■ **WORK ORDER**
Where a line of the data holds the word "state", copy that line.

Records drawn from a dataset
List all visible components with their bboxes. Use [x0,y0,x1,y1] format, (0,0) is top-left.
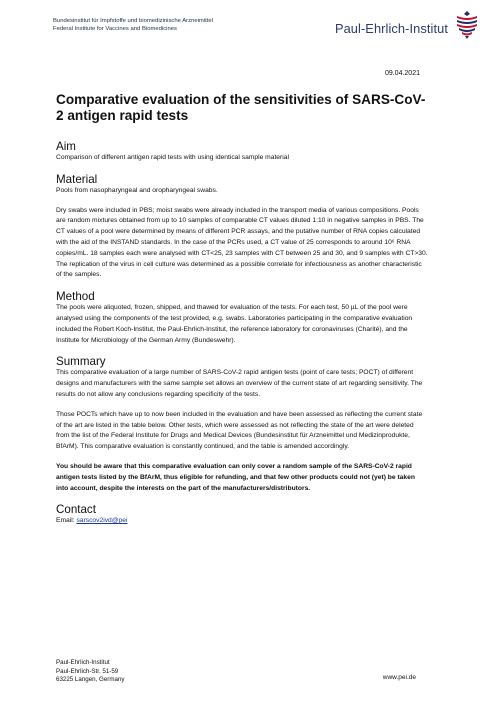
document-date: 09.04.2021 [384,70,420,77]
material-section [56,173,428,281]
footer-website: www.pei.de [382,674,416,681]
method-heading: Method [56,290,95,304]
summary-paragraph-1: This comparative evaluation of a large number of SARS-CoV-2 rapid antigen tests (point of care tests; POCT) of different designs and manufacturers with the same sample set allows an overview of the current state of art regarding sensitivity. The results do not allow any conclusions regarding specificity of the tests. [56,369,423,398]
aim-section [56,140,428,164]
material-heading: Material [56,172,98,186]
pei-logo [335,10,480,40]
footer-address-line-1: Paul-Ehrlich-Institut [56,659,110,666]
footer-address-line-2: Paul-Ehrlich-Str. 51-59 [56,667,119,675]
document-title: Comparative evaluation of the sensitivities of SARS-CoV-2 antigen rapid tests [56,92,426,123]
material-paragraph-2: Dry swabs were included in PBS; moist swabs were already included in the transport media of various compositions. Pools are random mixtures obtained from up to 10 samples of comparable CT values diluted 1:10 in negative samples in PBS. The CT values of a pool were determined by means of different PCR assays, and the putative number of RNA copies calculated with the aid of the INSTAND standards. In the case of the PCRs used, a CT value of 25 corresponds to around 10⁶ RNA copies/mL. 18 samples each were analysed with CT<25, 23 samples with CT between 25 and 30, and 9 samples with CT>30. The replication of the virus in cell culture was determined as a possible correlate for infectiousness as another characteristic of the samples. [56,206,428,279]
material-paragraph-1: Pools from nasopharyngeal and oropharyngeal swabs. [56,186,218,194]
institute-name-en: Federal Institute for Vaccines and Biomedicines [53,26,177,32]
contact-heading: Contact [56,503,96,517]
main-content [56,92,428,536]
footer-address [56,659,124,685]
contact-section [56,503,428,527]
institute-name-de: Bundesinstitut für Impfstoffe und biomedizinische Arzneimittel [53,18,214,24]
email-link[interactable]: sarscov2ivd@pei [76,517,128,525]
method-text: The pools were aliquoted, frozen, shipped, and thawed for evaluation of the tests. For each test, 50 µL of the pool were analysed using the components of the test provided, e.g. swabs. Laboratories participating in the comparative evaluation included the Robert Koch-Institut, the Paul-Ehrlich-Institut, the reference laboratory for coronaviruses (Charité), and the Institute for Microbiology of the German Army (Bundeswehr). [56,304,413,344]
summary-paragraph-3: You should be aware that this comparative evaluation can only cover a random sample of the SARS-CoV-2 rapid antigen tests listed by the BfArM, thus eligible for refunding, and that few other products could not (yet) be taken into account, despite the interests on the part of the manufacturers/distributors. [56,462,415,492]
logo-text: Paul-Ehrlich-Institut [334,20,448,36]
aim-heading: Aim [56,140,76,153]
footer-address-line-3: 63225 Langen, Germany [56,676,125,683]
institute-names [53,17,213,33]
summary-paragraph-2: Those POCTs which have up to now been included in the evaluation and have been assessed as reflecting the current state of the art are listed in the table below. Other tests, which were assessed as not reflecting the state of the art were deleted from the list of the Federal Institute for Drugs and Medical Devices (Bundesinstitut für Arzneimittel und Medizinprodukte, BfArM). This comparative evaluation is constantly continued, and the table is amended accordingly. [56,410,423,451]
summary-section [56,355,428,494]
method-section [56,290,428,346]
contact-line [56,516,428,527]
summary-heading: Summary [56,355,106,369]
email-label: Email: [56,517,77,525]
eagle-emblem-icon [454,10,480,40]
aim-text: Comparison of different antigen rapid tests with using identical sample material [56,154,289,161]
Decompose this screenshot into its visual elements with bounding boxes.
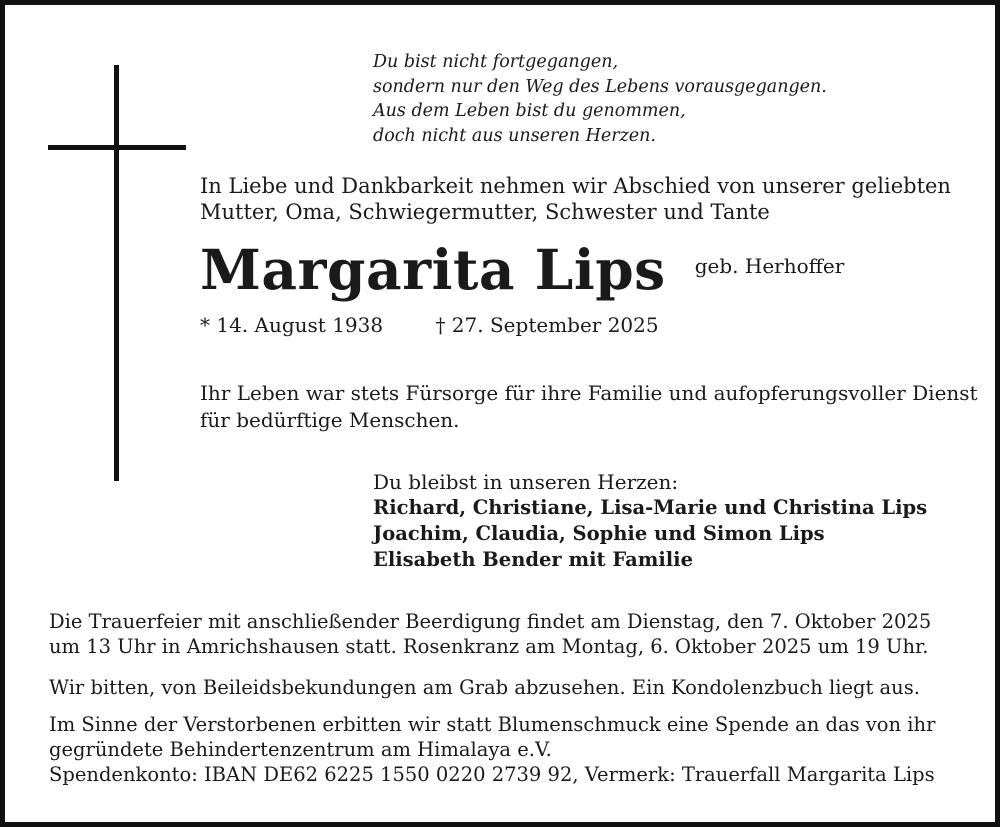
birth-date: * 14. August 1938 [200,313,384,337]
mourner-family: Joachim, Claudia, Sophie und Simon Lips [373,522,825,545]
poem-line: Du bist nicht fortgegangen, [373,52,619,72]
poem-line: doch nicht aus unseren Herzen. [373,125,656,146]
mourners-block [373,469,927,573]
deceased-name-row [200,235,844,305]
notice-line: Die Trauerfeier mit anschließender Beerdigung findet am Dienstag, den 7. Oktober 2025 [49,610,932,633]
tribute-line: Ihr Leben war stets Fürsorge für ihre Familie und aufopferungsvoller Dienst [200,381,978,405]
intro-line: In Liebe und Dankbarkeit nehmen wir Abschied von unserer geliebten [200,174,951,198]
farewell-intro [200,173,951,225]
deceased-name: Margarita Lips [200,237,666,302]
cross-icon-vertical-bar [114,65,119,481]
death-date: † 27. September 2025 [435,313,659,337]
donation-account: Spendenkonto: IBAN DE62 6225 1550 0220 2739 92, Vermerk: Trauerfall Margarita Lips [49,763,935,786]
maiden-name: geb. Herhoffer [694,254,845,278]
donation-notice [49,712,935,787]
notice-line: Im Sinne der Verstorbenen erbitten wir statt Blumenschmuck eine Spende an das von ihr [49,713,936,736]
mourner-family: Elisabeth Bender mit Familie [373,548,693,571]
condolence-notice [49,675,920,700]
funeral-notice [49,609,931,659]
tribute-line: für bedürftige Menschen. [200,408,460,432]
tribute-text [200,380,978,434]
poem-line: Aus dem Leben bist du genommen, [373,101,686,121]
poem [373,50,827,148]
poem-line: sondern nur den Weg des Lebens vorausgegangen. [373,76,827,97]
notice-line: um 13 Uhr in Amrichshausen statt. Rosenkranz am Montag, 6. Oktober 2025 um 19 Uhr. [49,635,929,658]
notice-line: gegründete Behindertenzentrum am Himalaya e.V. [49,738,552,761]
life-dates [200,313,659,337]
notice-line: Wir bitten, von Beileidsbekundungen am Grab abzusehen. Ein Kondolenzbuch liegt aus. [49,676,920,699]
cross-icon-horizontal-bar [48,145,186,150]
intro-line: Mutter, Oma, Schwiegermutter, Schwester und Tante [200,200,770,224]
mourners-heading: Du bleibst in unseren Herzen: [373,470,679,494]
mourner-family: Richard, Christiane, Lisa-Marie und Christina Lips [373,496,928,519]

■ **SOLUTION**
summary-paragraph-1: This comparative evaluation of a large number of SARS-CoV-2 rapid antigen tests (point of care tests; POCT) of different designs and manufacturers with the same sample set allows an overview of the current state of art regarding sensitivity. The results do not allow any conclusions regarding specificity of the tests. [56,369,423,398]
summary-paragraph-2: Those POCTs which have up to now been included in the evaluation and have been assessed as reflecting the current state of the art are listed in the table below. Other tests, which were assessed as not reflecting the state of the art were deleted from the list of the Federal Institute for Drugs and Medical Devices (Bundesinstitut für Arzneimittel und Medizinprodukte, BfArM). This comparative evaluation is constantly continued, and the table is amended accordingly. [56,410,423,451]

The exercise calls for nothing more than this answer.